Task requirements => Where a line of the material contains the string "source", copy that line.

Stored entries =>
(begin)
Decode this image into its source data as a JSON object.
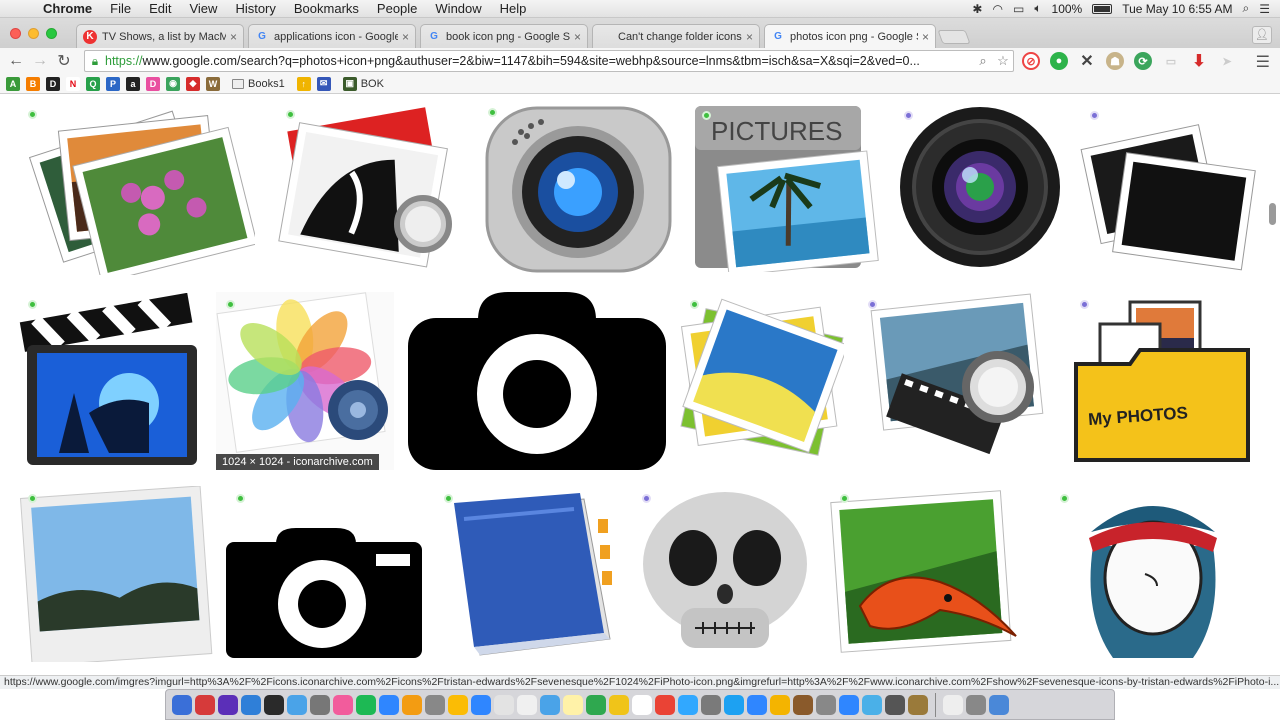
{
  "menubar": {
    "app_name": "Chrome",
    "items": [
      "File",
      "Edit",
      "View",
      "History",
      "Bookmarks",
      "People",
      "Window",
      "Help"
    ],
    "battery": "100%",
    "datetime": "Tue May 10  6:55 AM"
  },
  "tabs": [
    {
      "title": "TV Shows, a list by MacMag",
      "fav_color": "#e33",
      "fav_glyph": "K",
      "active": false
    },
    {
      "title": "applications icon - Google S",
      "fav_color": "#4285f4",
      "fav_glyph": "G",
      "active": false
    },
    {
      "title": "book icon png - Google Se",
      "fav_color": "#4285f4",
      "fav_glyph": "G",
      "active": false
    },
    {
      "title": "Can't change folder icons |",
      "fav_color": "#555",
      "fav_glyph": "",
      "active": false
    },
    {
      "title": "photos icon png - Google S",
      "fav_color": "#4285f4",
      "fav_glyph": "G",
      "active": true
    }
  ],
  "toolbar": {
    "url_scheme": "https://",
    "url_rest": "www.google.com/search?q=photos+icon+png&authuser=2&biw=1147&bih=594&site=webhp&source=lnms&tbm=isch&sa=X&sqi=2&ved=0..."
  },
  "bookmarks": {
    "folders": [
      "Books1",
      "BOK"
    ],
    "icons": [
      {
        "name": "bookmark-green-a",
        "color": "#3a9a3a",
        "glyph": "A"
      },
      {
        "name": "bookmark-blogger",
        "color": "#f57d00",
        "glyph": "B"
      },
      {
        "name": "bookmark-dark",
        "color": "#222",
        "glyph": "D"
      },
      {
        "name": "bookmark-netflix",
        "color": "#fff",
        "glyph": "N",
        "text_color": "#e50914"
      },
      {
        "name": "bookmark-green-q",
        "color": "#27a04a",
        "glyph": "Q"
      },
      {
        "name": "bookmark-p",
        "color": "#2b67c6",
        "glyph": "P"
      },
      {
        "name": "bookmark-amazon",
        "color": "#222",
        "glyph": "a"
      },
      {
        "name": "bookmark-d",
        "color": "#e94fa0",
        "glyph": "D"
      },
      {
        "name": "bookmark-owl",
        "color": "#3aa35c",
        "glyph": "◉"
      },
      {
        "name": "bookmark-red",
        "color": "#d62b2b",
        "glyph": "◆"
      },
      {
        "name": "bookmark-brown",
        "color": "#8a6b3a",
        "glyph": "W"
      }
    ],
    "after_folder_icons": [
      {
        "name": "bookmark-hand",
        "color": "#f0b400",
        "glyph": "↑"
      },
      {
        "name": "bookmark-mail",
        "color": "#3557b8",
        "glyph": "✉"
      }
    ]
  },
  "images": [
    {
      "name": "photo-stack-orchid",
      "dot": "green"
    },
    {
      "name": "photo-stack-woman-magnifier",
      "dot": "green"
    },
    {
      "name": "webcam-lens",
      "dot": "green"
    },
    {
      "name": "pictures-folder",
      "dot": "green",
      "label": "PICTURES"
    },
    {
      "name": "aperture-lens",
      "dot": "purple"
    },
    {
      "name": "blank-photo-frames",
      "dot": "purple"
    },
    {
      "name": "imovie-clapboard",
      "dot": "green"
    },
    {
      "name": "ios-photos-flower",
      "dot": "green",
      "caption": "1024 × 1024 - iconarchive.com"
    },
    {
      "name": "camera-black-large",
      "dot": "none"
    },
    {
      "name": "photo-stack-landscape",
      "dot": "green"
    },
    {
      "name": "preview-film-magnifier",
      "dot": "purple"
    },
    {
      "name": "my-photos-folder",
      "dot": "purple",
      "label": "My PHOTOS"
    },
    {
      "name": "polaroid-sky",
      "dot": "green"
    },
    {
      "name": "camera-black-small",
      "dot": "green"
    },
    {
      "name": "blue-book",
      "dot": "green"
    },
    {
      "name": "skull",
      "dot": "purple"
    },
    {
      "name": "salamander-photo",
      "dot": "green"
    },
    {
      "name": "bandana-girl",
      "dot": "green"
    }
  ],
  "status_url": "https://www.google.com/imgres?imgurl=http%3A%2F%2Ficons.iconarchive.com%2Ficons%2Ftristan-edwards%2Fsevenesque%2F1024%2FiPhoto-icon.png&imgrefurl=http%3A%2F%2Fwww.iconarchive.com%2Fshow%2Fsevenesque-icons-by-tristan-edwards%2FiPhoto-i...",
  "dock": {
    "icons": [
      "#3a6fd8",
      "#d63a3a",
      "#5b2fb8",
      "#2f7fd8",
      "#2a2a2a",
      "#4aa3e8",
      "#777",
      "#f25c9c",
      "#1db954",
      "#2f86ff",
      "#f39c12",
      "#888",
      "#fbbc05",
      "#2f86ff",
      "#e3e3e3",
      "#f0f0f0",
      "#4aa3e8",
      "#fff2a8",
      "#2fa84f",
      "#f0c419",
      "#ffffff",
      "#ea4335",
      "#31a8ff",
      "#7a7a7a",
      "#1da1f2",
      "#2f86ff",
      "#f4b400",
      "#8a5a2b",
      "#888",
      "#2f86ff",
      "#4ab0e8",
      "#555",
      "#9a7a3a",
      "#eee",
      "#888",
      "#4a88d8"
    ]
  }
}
(end)
(begin)
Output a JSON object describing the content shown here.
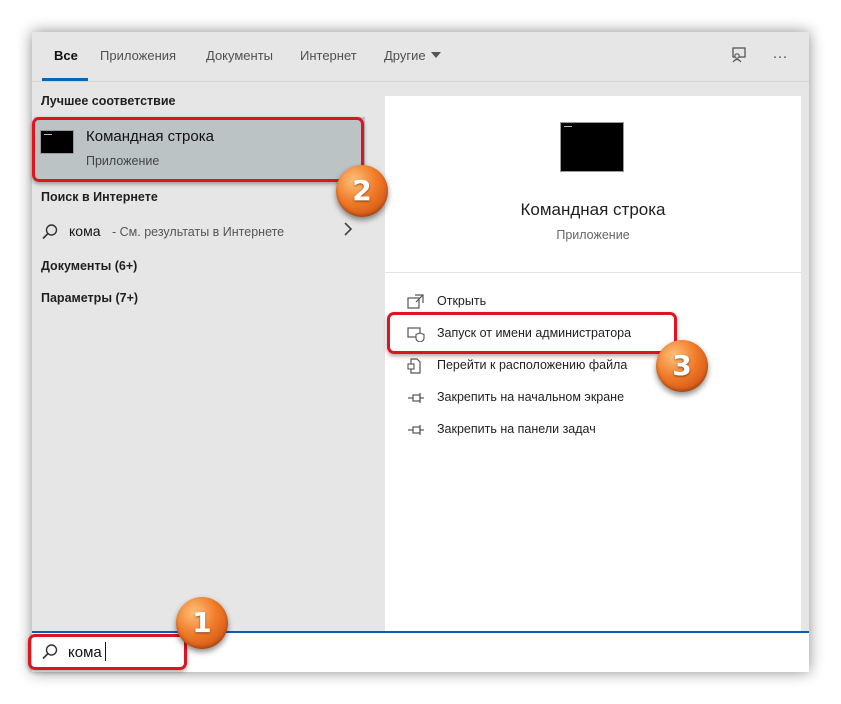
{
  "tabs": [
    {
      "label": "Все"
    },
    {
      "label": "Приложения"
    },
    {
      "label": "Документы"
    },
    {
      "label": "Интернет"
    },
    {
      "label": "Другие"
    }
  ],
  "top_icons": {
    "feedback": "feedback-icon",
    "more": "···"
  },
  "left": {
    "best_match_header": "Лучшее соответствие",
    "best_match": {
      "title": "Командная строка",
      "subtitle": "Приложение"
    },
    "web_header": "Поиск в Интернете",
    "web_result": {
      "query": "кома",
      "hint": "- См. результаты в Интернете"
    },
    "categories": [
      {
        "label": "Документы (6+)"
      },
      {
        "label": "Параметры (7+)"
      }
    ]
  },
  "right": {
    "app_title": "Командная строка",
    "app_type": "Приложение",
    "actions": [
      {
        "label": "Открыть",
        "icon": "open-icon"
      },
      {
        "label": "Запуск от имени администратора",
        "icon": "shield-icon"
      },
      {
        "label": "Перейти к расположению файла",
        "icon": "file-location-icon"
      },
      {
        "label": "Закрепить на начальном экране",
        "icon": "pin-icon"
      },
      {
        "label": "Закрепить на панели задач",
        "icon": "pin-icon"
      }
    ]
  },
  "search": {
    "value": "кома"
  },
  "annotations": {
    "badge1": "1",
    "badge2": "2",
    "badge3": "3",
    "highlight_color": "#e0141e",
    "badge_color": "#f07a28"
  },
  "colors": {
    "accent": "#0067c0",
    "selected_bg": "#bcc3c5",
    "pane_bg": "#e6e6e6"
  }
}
(end)
Answer to this problem =>
Decode this image into its source data as a JSON object.
    "url_rest": "www.google.com/search?q=photos+icon+png&authuser=2&biw=1147&bih=594&site=webhp&source=lnms&tbm=isch&sa=X&sqi=2&ved=0..."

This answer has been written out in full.